▶ _Extracted text_

** Begin **

Do you think your bank is giving you a raw deal on savings? Email email@example.com
One of those advocates is Anna Bowes, co-founder of the rate scrutineer Savings Champion. In an impassioned plea she calls for banks ‘to do the right thing’ and support savers.
Dennis Reed, a director of pensioner pressure group Silver Voices, accuses the banks of ‘making a mint out of savers for years’.
Meanwhile the former Pensions Minister Ros Altmann says that at the very least the banks should pass on the full 0.15 percentage point increase in the base rate to ‘long-suffering savers’. Absolutely.
Steve Webb, a Pensions Minister in David Cameron’s Coalition Government, says savers ‘have faced a hostile environment for most of the past decade and it’s time they were given a break’. Again, spot on.
Although it is early days, the omens (sadly) do not look good. The banks appear to be very much in parsimonious mood – Scrooge-like.
On Friday, The Mail on Sunday asked all of the country’s biggest banks – Barclays, HSBC, Lloyds, NatWest and Santander – when they would be pushing up savings rates. We also asked them by how much and when.

** End **

▶ _Available data_

** Begin **

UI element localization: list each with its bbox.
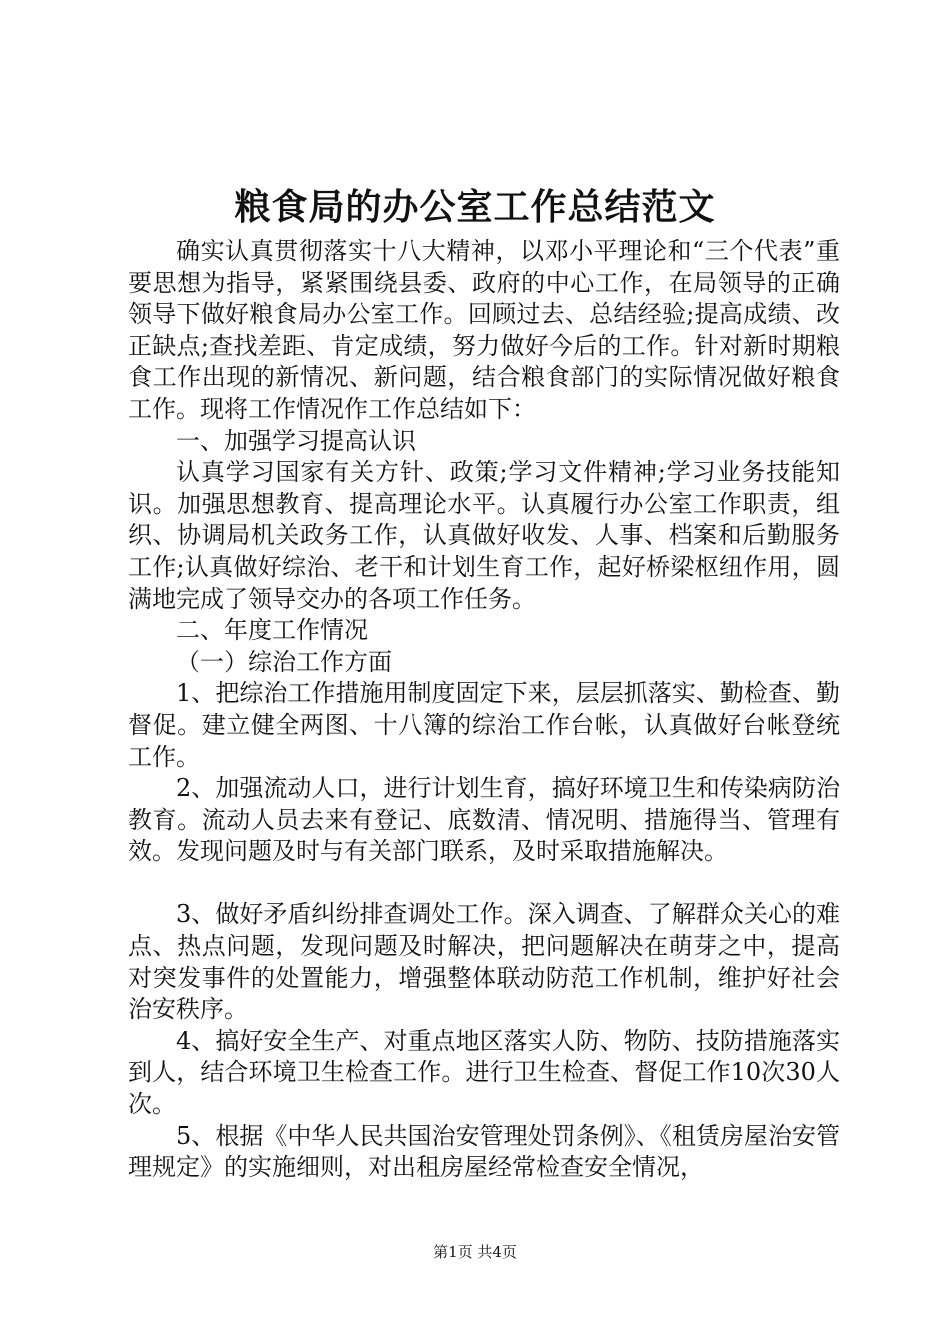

** End **

▶ _Exercise set_
(A) According to the text on banks and savings rates, what should banks pass on to savers at the very least, in Ros Altmann's view?
(B) Carry on the text about banks and savings rates from where it stops.

▶ _Responses to the tasks_
(A) The full 0.15 percentage point increase in the base rate.

(B)
A shameful lack of interest… the banks’ response
‘Interest rates on our savings accounts are not directly linked to the Bank of England base rate so there is no immediate or automatic increase in interest rate. However, a review will be carried out on our accounts and if there are any changes to interest rates, we will notify customers directly.’
‘We are considering what impact the Bank of England’s announcement will have for borrowers and savers. We will announce details in due course.’
‘We are reviewing what this means for savings customers. Any changes will come into effect on February 1.’
‘We are reviewing our savings rates and will provide more information in due course.’
‘Any future changes to Santander’s range of variable rate banking and savings products will be communicated to customers.’
‘We keep our variable rate [savings] products under continual review.’
OUR FOUR DEMANDS
1. Give full 0.15 per cent boost to ALL savers
2. Backdate extra interest to December 16
3. Notify savers of changes in writing
4. Tell savers of any better deals on offer
Their individual responses are reported above, but they do not make for good reading if you’re a saver. Lloyds, owner of a number of major savings brands (Halifax, Birmingham Midshires and Bank of Scotland), says savers will have to wait until February before they feel any benefit of last week’s base rate rise.
Although it says mortgage rates on Lloyds and Halifax branded standard variable rate loans are rising by 0.15 percentage points from February, it is refusing to show its hand with regards to savings rates. Others say they are reviewing what to do – code for procrastination.
Savings Champion’s Bowes is not surprised. She has trawled through the savings data she has meticulously kept on all the providers – and the results suggest the banks will do everything possible not to give savers the rate rise they deserve.
For example, when the base rate rose in November 2017 from 0.25 to 0.5 per cent, Bowes says less than half of variable rate savings accounts saw any increase in interest rates.
The average rate paid on an easy access savings account rose by a pitiful 0.06 percentage points.
The way some savers have been treated is nothing short of outrageous.
Take for example HSBC Flexible Saver, an account that in the bank’s own words ‘helps you save for anything, in a way that suits you – a wedding, a new car, a once-in-a-lifetime holiday or maybe all three’.
In July 2016, when the base rate was 0.5 per cent, it was paying savers 0.05 per cent interest on all balances – 50p a year for every £1,000 squirreled away.
Today, it is paying just 0.01 per cent, a miserly 10p per £1,000 saved. Bowes describes the current rate as ‘poor’ – far too kind a word, ‘Mean’ or ‘miserly’ are more suitable descriptions.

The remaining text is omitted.